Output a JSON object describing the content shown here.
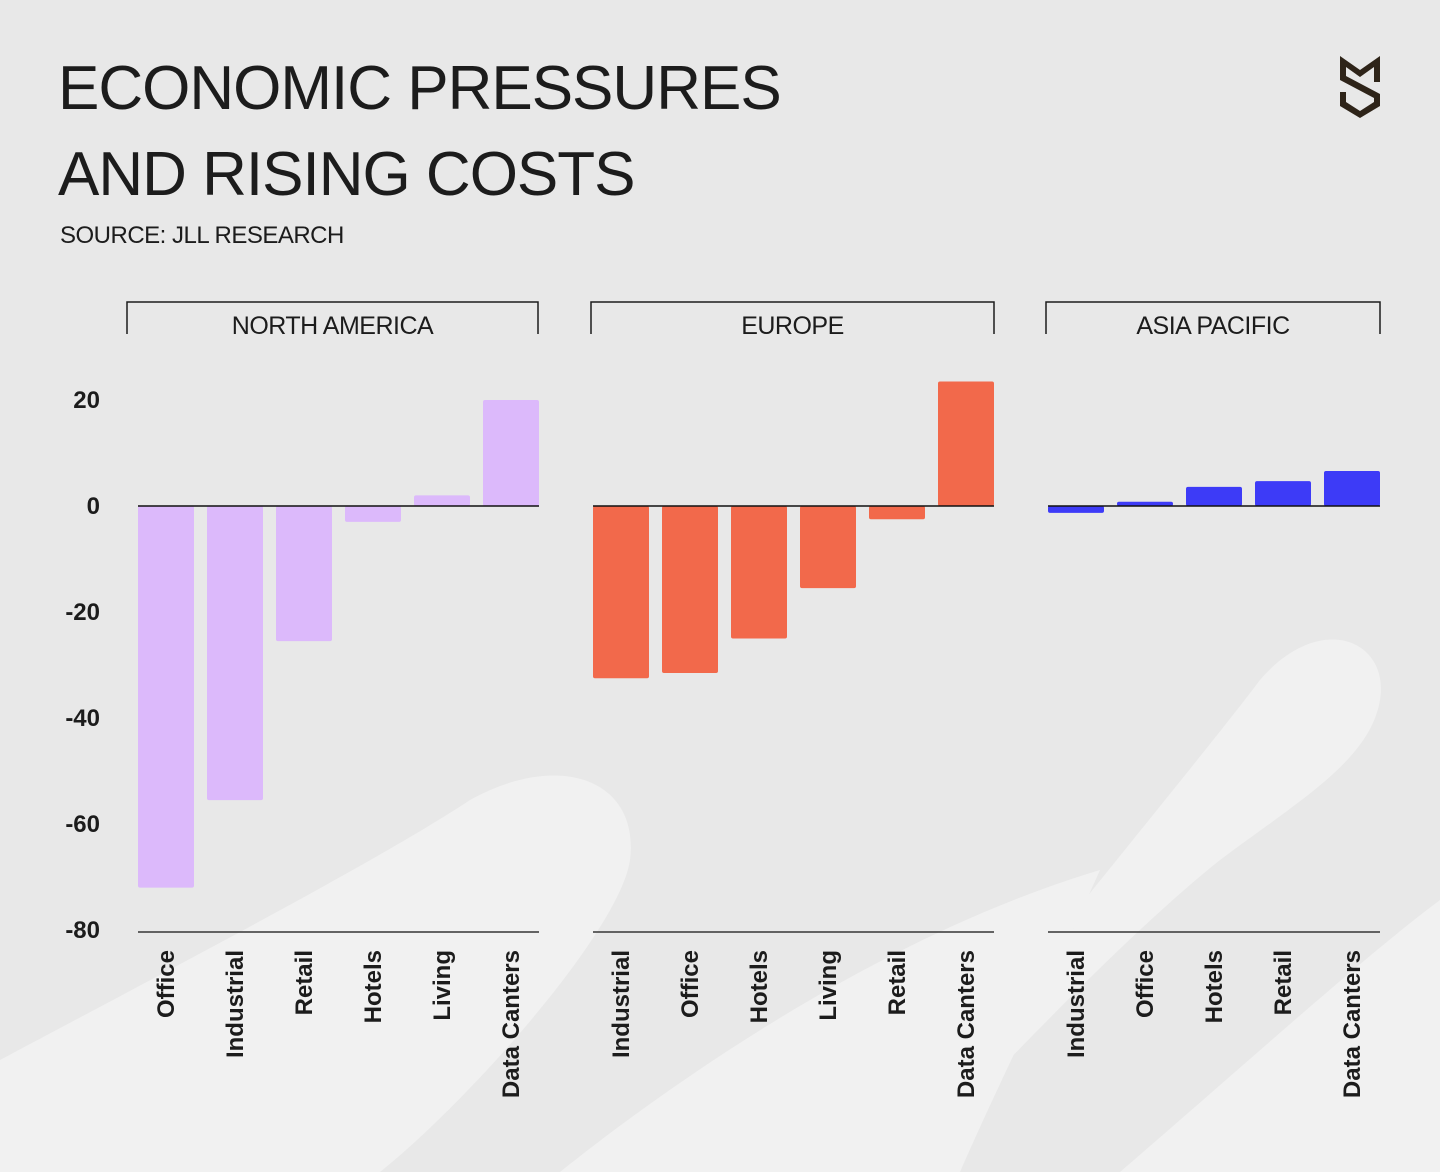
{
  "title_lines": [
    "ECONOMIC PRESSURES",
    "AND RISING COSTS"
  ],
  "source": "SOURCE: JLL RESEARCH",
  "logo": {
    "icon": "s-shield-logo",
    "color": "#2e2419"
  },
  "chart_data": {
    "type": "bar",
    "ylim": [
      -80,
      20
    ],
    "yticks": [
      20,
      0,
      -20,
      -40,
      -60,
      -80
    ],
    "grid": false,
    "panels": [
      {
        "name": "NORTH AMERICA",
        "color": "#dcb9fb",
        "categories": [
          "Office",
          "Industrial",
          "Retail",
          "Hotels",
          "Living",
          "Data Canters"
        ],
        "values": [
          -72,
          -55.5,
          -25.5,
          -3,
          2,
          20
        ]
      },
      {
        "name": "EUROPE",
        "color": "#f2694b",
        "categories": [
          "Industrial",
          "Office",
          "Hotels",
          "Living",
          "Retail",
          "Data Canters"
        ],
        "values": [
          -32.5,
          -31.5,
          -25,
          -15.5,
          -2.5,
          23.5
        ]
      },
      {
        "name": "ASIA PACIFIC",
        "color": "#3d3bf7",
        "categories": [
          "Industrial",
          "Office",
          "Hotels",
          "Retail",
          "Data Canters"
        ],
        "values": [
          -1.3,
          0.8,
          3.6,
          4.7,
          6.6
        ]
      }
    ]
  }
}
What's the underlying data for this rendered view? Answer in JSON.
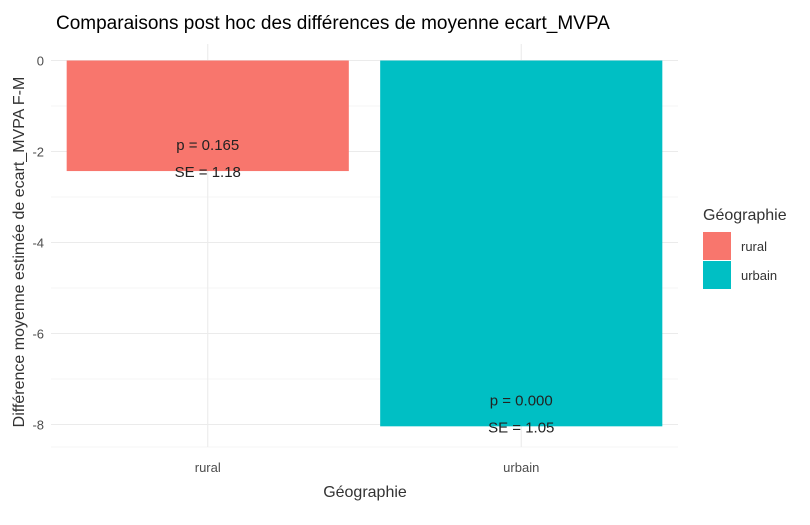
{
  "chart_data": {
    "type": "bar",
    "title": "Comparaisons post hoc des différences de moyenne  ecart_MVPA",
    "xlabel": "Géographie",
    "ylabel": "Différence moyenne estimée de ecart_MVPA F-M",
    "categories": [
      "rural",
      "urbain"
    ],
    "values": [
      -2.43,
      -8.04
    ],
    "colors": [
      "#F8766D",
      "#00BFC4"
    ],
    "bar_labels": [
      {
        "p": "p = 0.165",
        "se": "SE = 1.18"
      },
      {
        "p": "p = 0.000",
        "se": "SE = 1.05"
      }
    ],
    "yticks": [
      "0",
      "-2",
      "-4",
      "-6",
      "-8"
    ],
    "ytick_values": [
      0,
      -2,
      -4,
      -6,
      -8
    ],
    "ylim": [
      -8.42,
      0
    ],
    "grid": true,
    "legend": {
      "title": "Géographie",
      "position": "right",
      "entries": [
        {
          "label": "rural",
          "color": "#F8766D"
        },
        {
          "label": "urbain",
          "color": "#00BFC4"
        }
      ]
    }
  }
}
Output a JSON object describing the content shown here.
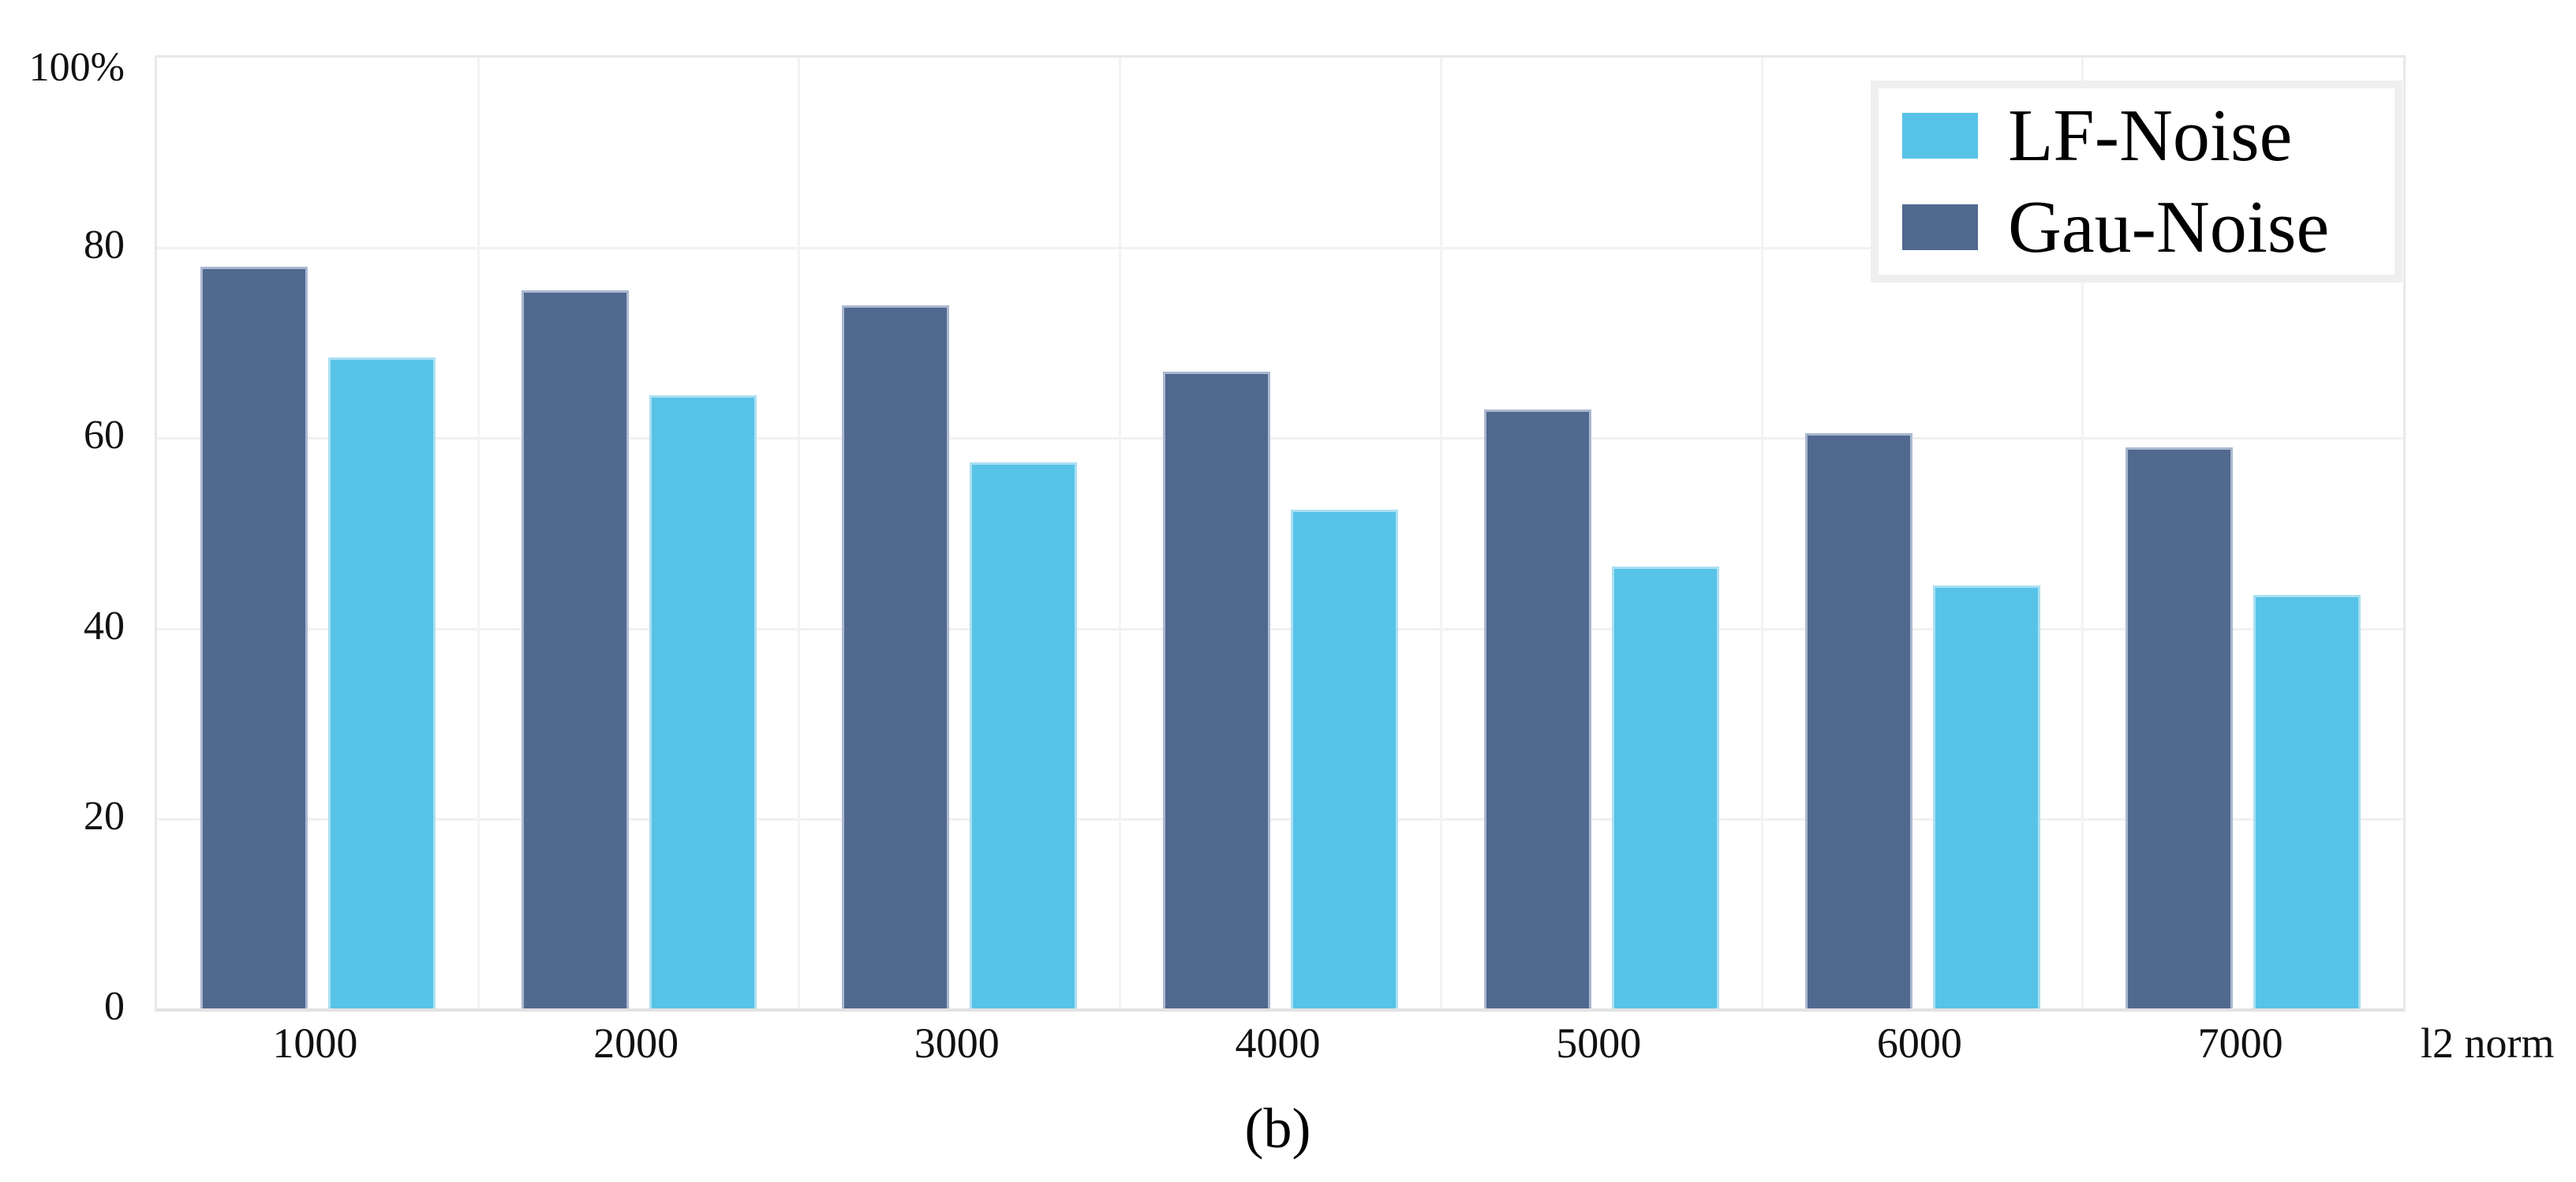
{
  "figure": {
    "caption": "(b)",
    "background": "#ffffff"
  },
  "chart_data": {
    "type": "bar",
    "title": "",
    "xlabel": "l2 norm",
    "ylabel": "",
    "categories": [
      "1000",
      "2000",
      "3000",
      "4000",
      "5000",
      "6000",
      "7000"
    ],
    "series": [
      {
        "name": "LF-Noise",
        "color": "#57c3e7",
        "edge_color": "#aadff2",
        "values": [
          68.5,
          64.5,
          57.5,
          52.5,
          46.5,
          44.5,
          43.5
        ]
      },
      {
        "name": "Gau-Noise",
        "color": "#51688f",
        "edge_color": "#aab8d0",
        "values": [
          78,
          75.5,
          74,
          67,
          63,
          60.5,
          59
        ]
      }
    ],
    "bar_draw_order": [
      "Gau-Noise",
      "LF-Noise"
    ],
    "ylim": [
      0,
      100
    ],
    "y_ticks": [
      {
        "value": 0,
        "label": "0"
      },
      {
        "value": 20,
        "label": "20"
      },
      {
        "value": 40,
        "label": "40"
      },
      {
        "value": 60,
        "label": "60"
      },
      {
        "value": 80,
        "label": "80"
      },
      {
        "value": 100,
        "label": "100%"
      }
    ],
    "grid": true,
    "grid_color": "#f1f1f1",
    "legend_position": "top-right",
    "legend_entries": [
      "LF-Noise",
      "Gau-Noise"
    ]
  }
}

——

[WHAT TO DO] Take the listing and print it again exactly, but without any pictures.

[EXERCISE RESULT]
Output a JSON object describing the content shown here.
{
  "title_lines": [
    "ECONOMIC PRESSURES",
    "AND RISING COSTS"
  ],
  "source": "SOURCE: JLL RESEARCH",
  "logo": {
    "icon": "s-shield-logo",
    "color": "#2e2419"
  },
  "chart_data": {
    "type": "bar",
    "ylim": [
      -80,
      20
    ],
    "yticks": [
      20,
      0,
      -20,
      -40,
      -60,
      -80
    ],
    "grid": false,
    "panels": [
      {
        "name": "NORTH AMERICA",
        "color": "#dcb9fb",
        "categories": [
          "Office",
          "Industrial",
          "Retail",
          "Hotels",
          "Living",
          "Data Canters"
        ],
        "values": [
          -72,
          -55.5,
          -25.5,
          -3,
          2,
          20
        ]
      },
      {
        "name": "EUROPE",
        "color": "#f2694b",
        "categories": [
          "Industrial",
          "Office",
          "Hotels",
          "Living",
          "Retail",
          "Data Canters"
        ],
        "values": [
          -32.5,
          -31.5,
          -25,
          -15.5,
          -2.5,
          23.5
        ]
      },
      {
        "name": "ASIA PACIFIC",
        "color": "#3d3bf7",
        "categories": [
          "Industrial",
          "Office",
          "Hotels",
          "Retail",
          "Data Canters"
        ],
        "values": [
          -1.3,
          0.8,
          3.6,
          4.7,
          6.6
        ]
      }
    ]
  }
}
What's the underlying data for this rendered view? Answer in JSON.
{
  "chart_data": {
    "type": "bar",
    "title": "Comparaisons post hoc des différences de moyenne  ecart_MVPA",
    "xlabel": "Géographie",
    "ylabel": "Différence moyenne estimée de ecart_MVPA F-M",
    "categories": [
      "rural",
      "urbain"
    ],
    "values": [
      -2.43,
      -8.04
    ],
    "colors": [
      "#F8766D",
      "#00BFC4"
    ],
    "bar_labels": [
      {
        "p": "p = 0.165",
        "se": "SE = 1.18"
      },
      {
        "p": "p = 0.000",
        "se": "SE = 1.05"
      }
    ],
    "yticks": [
      "0",
      "-2",
      "-4",
      "-6",
      "-8"
    ],
    "ytick_values": [
      0,
      -2,
      -4,
      -6,
      -8
    ],
    "ylim": [
      -8.42,
      0
    ],
    "grid": true,
    "legend": {
      "title": "Géographie",
      "position": "right",
      "entries": [
        {
          "label": "rural",
          "color": "#F8766D"
        },
        {
          "label": "urbain",
          "color": "#00BFC4"
        }
      ]
    }
  }
}
Output a JSON object describing the content shown here.
{
  "figure": {
    "caption": "(b)",
    "background": "#ffffff"
  },
  "chart_data": {
    "type": "bar",
    "title": "",
    "xlabel": "l2 norm",
    "ylabel": "",
    "categories": [
      "1000",
      "2000",
      "3000",
      "4000",
      "5000",
      "6000",
      "7000"
    ],
    "series": [
      {
        "name": "LF-Noise",
        "color": "#57c3e7",
        "edge_color": "#aadff2",
        "values": [
          68.5,
          64.5,
          57.5,
          52.5,
          46.5,
          44.5,
          43.5
        ]
      },
      {
        "name": "Gau-Noise",
        "color": "#51688f",
        "edge_color": "#aab8d0",
        "values": [
          78,
          75.5,
          74,
          67,
          63,
          60.5,
          59
        ]
      }
    ],
    "bar_draw_order": [
      "Gau-Noise",
      "LF-Noise"
    ],
    "ylim": [
      0,
      100
    ],
    "y_ticks": [
      {
        "value": 0,
        "label": "0"
      },
      {
        "value": 20,
        "label": "20"
      },
      {
        "value": 40,
        "label": "40"
      },
      {
        "value": 60,
        "label": "60"
      },
      {
        "value": 80,
        "label": "80"
      },
      {
        "value": 100,
        "label": "100%"
      }
    ],
    "grid": true,
    "grid_color": "#f1f1f1",
    "legend_position": "top-right",
    "legend_entries": [
      "LF-Noise",
      "Gau-Noise"
    ]
  }
}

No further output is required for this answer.